(Data records)
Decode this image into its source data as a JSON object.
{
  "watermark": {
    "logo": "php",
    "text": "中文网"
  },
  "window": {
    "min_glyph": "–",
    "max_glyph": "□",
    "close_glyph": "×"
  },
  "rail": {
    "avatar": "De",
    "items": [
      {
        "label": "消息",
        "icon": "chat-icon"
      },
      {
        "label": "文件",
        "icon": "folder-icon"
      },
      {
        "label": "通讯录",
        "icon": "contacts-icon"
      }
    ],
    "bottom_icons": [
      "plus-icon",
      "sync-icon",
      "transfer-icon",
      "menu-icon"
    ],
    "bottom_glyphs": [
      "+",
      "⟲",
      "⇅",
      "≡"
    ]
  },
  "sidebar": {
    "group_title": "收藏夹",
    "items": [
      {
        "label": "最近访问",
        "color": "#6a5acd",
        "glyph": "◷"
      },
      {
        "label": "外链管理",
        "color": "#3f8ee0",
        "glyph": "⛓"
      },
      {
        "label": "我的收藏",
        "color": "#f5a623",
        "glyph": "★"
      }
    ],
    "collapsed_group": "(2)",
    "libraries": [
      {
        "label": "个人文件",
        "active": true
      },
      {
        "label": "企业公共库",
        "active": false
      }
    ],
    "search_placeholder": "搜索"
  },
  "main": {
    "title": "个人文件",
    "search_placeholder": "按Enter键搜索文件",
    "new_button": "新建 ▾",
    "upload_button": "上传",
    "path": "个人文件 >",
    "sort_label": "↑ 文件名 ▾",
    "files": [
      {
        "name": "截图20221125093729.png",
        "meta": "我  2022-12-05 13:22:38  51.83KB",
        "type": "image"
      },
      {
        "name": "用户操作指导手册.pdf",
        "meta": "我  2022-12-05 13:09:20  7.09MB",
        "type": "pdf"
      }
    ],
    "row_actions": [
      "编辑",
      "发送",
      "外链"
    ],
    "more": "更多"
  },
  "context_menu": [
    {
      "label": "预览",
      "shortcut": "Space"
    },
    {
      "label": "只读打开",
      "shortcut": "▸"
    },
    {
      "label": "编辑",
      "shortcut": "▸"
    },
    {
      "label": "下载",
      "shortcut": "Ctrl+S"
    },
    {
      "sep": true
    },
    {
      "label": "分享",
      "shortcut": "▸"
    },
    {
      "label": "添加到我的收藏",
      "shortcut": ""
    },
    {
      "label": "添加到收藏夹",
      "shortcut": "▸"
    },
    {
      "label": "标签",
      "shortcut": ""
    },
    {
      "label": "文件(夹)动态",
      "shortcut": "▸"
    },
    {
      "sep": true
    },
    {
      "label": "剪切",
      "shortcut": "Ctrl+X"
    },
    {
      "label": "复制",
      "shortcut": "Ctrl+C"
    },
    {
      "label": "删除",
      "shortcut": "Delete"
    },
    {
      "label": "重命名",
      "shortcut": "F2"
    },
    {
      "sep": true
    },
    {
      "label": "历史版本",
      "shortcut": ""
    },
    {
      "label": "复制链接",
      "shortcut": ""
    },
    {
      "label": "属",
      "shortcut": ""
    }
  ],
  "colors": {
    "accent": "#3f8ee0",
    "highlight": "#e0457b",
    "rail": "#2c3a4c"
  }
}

» What is required
Give back the whole listing, word for word.

» Reply to the task
Decode this image into its source data as a JSON object.
{
  "watermark": {
    "logo": "php",
    "text": "中文网"
  },
  "window": {
    "min_glyph": "–",
    "max_glyph": "□",
    "close_glyph": "×"
  },
  "rail": {
    "avatar": "De",
    "items": [
      {
        "label": "消息",
        "icon": "chat-icon"
      },
      {
        "label": "文件",
        "icon": "folder-icon"
      },
      {
        "label": "通讯录",
        "icon": "contacts-icon"
      }
    ],
    "bottom_icons": [
      "plus-icon",
      "sync-icon",
      "transfer-icon",
      "menu-icon"
    ],
    "bottom_glyphs": [
      "+",
      "⟲",
      "⇅",
      "≡"
    ]
  },
  "sidebar": {
    "group_title": "收藏夹",
    "items": [
      {
        "label": "最近访问",
        "color": "#6a5acd",
        "glyph": "◷"
      },
      {
        "label": "外链管理",
        "color": "#3f8ee0",
        "glyph": "⛓"
      },
      {
        "label": "我的收藏",
        "color": "#f5a623",
        "glyph": "★"
      }
    ],
    "collapsed_group": "(2)",
    "libraries": [
      {
        "label": "个人文件",
        "active": true
      },
      {
        "label": "企业公共库",
        "active": false
      }
    ],
    "search_placeholder": "搜索"
  },
  "main": {
    "title": "个人文件",
    "search_placeholder": "按Enter键搜索文件",
    "new_button": "新建 ▾",
    "upload_button": "上传",
    "path": "个人文件 >",
    "sort_label": "↑ 文件名 ▾",
    "files": [
      {
        "name": "截图20221125093729.png",
        "meta": "我  2022-12-05 13:22:38  51.83KB",
        "type": "image"
      },
      {
        "name": "用户操作指导手册.pdf",
        "meta": "我  2022-12-05 13:09:20  7.09MB",
        "type": "pdf"
      }
    ],
    "row_actions": [
      "编辑",
      "发送",
      "外链"
    ],
    "more": "更多"
  },
  "context_menu": [
    {
      "label": "预览",
      "shortcut": "Space"
    },
    {
      "label": "只读打开",
      "shortcut": "▸"
    },
    {
      "label": "编辑",
      "shortcut": "▸"
    },
    {
      "label": "下载",
      "shortcut": "Ctrl+S"
    },
    {
      "sep": true
    },
    {
      "label": "分享",
      "shortcut": "▸"
    },
    {
      "label": "添加到我的收藏",
      "shortcut": ""
    },
    {
      "label": "添加到收藏夹",
      "shortcut": "▸"
    },
    {
      "label": "标签",
      "shortcut": ""
    },
    {
      "label": "文件(夹)动态",
      "shortcut": "▸"
    },
    {
      "sep": true
    },
    {
      "label": "剪切",
      "shortcut": "Ctrl+X"
    },
    {
      "label": "复制",
      "shortcut": "Ctrl+C"
    },
    {
      "label": "删除",
      "shortcut": "Delete"
    },
    {
      "label": "重命名",
      "shortcut": "F2"
    },
    {
      "sep": true
    },
    {
      "label": "历史版本",
      "shortcut": ""
    },
    {
      "label": "复制链接",
      "shortcut": ""
    },
    {
      "label": "属",
      "shortcut": ""
    }
  ],
  "colors": {
    "accent": "#3f8ee0",
    "highlight": "#e0457b",
    "rail": "#2c3a4c"
  }
}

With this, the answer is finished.